Erythromycin is a macrolide antibiotic produced by Saccharopolyspora erythraea and reversibly binds to the 50S subunit of the bacterial ribosome (https://www.drugbank.ca/drugs/DB00199). It is active against Gram-negative and Gram-positive bacteria. Tetracycline is a natural produced antibiotic by Streptomyces aureofaciens and binds reversibly to the 30S subunit as well as to some extent also the 50S subunit, with potential influence over the bacterial membrane (https://www.drugbank.ca/drugs/DB00759). Tetracycline belongs to the class of tetracyclines and is a broad-spectrum antibiotic with activity against Gram-positive and Gram-negative bacteria. The synergy patterns for these two classes look different from the aminoglycosides. There is a broader range of peptides that can synergise with these antibiotics for example Bac2A variants, 9mer variants and the indolicidin variants.
Ciprofloxacin is a synthetic antibiotic belonging to the fluoroquinolones and is an inhibitor of the bacterial topoisomerase II (DNA gyrase) and topoisomerase IV. Ciprofloxacin is a broad-spectrum antibiotic with a wide range of Gram-positive and Gram-negative bacteria (https://www.drugbank.ca/drugs/DB00199). There are only few peptides showing synergy, all at 0.5 and confirmation studies showed even higher values for the selected combinations.

--*--

Instructions:
a – Copy the antibiotics passage word for word from "Ciprofloxacin is a synthetic" to "the selected combinations.".
b – In the antibiotics passage, which organism produces erythromycin?
c – Continue the antibiotics passage from its last sentence.

Recorded information:
--*--

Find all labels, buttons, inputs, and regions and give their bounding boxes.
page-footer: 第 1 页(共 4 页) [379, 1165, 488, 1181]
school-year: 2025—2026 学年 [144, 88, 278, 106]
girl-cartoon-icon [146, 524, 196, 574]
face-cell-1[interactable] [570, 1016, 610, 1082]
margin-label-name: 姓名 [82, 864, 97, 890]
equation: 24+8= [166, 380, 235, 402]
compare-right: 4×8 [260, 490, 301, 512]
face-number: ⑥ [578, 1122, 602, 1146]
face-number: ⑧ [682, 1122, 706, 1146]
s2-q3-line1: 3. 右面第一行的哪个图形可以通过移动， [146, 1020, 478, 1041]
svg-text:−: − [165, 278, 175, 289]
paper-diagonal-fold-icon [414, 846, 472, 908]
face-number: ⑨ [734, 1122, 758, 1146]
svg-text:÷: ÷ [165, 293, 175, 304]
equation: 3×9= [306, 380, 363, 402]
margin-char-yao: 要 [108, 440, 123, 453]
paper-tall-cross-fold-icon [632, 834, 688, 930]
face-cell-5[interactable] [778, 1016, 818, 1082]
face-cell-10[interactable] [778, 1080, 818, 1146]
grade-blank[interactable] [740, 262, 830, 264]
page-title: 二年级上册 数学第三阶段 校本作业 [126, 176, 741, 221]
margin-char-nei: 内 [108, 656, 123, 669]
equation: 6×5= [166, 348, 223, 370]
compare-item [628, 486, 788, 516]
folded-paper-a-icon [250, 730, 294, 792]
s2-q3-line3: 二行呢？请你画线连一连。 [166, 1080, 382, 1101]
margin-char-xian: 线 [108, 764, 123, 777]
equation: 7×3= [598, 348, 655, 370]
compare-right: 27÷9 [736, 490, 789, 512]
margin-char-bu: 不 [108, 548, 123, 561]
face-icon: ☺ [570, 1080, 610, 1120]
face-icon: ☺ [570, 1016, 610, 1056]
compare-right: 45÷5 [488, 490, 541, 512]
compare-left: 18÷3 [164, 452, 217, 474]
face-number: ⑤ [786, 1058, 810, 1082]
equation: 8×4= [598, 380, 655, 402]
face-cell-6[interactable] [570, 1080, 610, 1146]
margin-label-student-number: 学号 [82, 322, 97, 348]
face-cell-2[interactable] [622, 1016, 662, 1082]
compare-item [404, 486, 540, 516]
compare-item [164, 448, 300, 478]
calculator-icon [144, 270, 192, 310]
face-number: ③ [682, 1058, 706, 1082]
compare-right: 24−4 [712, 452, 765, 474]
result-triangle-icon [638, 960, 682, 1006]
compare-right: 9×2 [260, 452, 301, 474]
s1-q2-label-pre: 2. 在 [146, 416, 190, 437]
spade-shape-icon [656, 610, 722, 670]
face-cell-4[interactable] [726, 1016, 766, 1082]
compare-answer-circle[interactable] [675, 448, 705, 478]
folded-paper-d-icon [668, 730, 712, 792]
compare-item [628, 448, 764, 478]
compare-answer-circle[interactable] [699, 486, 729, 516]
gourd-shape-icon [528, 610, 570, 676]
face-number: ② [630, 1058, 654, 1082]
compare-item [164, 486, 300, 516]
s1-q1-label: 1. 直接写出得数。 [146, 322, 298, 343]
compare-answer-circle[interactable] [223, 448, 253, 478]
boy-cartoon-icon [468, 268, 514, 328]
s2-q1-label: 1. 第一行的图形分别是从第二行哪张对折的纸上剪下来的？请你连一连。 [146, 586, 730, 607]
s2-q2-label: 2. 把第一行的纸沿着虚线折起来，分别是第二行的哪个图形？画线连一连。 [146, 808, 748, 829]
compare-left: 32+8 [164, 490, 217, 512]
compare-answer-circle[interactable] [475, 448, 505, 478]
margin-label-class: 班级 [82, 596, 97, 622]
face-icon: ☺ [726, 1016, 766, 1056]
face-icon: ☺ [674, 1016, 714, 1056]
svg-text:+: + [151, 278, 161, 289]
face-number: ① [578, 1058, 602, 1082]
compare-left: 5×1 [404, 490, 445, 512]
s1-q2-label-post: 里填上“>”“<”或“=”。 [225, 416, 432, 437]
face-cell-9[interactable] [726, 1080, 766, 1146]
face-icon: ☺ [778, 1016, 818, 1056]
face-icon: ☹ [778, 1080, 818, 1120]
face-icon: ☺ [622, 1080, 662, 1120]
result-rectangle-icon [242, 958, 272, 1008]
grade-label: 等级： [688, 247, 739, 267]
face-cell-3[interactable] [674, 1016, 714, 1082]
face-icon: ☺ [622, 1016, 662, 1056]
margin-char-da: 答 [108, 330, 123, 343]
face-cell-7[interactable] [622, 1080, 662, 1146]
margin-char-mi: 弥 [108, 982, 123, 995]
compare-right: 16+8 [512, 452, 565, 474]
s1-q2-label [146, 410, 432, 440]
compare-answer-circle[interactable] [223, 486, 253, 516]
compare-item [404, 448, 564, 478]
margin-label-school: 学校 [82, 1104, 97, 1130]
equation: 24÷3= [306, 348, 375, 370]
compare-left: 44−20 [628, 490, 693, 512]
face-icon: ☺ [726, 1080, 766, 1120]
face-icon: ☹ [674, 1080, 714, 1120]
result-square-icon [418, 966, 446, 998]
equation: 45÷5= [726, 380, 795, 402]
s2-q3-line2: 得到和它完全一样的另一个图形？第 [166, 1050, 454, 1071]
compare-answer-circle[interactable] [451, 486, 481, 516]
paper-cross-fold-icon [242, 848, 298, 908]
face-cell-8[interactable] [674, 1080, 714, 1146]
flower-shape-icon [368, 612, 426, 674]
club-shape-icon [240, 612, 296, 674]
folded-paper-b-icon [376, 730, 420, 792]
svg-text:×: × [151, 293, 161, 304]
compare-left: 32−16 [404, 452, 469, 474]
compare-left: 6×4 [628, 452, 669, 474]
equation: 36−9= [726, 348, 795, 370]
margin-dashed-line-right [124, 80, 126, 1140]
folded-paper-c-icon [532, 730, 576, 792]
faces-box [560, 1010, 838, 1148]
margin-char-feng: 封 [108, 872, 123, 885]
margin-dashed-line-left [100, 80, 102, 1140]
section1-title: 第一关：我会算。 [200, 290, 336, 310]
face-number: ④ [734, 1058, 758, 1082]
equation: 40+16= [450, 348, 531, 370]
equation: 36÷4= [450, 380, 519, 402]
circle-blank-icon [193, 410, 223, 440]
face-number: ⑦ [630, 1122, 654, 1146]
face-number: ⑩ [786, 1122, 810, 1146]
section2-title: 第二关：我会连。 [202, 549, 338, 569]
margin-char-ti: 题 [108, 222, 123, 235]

--*--

Answers to the exercise:
a –
Ciprofloxacin is a synthetic antibiotic belonging to the fluoroquinolones and is an inhibitor of the bacterial topoisomerase II (DNA gyrase) and topoisomerase IV. Ciprofloxacin is a broad-spectrum antibiotic with a wide range of Gram-positive and Gram-negative bacteria (https://www.drugbank.ca/drugs/DB00199). There are only few peptides showing synergy, all at 0.5 and confirmation studies showed even higher values for the selected combinations.

b – Saccharopolyspora erythraea

c –
In summary, our data shows that small antimicrobial peptides that can kill multi-drug resistant bacteria, in this case MDR Pseudomonas aeruginosa, are able to synergise with conventional antibiotics despite the fact that they are not effective anymore. We believe that this shows the potential to develop these molecules not only as mono-therapeutic agents, but also as part of a combination therapy with the conventional antibiotics to re-use antibiotics by this synergistic approach with AMPs. This can be an alternative avenue for dealing with the resistance crisis.